◆ Given exercise
Look for the word "bibliotek" in the entries below, then copy every line that has it.

◆ Listed entries
■ ■ ■ ■ ■ ■ ■

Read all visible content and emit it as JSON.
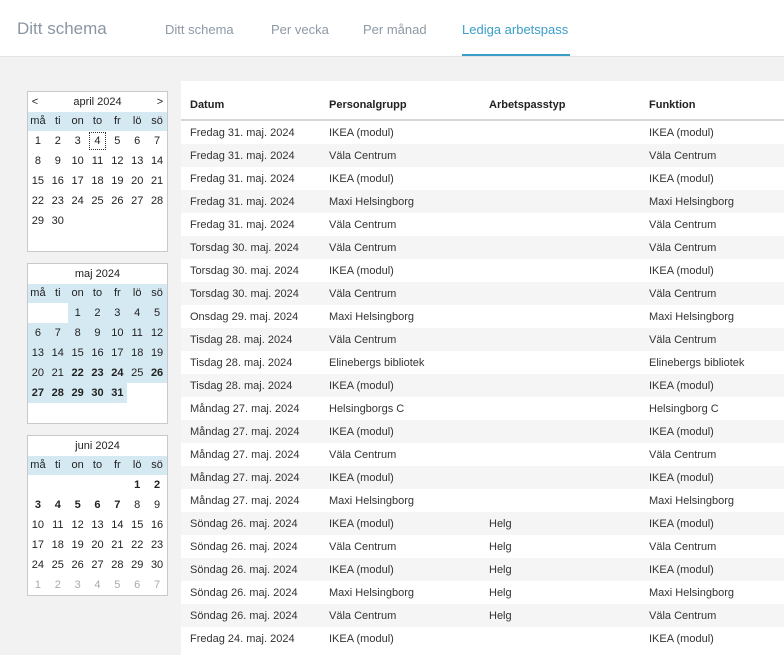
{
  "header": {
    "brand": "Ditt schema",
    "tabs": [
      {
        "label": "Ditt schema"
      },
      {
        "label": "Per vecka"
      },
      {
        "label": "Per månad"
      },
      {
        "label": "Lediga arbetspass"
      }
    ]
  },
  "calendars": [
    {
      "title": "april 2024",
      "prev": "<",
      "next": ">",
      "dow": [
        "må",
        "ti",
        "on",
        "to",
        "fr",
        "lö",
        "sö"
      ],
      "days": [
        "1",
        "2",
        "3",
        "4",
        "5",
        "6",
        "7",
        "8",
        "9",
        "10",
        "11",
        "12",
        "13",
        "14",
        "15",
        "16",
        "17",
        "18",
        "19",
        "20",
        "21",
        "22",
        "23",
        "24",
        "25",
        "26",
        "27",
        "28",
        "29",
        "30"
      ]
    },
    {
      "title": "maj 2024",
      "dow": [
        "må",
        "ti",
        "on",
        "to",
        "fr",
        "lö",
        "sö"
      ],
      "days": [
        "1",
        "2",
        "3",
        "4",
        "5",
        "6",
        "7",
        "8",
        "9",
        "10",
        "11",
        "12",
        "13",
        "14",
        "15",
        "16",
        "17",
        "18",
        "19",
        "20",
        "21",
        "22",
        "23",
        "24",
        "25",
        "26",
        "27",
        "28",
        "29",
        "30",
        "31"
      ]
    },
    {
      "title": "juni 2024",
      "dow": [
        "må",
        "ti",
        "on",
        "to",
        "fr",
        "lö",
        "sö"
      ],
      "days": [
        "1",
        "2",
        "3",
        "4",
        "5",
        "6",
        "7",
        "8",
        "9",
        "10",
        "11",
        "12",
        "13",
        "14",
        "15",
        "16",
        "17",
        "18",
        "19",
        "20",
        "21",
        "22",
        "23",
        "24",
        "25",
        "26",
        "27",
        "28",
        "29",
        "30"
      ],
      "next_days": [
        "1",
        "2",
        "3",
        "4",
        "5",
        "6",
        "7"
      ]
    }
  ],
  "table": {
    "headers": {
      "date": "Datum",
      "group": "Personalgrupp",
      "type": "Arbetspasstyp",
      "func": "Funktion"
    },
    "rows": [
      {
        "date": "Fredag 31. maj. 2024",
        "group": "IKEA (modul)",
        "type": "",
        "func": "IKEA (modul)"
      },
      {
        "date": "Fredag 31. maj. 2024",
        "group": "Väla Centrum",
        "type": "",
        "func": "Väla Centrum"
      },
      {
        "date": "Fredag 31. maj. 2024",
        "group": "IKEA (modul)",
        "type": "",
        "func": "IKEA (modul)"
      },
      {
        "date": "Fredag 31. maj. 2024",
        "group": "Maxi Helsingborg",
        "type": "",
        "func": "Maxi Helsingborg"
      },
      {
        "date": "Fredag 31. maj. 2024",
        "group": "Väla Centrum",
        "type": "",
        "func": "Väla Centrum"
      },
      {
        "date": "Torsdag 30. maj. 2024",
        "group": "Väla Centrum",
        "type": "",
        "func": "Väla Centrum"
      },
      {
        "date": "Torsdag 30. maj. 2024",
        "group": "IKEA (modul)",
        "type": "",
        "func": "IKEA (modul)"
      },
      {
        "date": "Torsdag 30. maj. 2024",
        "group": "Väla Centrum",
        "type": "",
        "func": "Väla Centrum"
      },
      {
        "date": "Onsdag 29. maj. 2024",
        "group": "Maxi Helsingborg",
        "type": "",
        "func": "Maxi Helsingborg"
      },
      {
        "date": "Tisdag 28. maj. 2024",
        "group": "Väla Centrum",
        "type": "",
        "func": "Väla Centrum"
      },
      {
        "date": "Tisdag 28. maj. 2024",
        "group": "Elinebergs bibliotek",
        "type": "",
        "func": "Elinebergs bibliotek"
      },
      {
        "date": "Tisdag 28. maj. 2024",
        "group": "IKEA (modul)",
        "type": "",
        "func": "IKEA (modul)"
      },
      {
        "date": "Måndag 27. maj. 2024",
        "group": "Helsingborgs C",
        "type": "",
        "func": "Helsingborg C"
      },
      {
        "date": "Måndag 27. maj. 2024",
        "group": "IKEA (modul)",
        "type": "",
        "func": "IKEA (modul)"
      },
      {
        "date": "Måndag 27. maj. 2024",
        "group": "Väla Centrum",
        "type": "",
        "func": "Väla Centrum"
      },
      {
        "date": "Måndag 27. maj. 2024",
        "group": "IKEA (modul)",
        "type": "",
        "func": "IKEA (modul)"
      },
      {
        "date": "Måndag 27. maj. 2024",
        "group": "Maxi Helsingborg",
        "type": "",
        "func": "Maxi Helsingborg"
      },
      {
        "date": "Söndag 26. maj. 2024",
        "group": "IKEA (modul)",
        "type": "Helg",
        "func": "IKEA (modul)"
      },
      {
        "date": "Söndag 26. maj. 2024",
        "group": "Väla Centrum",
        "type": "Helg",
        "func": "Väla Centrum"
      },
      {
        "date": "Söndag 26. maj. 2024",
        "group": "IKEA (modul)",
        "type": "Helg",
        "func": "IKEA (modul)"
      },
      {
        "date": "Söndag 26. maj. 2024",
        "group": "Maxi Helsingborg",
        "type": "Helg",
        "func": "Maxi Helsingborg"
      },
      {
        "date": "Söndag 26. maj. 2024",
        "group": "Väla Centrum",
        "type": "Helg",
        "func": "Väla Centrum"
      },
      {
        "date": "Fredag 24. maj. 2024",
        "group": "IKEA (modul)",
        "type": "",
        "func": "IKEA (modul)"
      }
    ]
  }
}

■ ■ ■ ■ ■ ■ ■

◆ Completed task
        "group": "Elinebergs bibliotek",
        "func": "Elinebergs bibliotek"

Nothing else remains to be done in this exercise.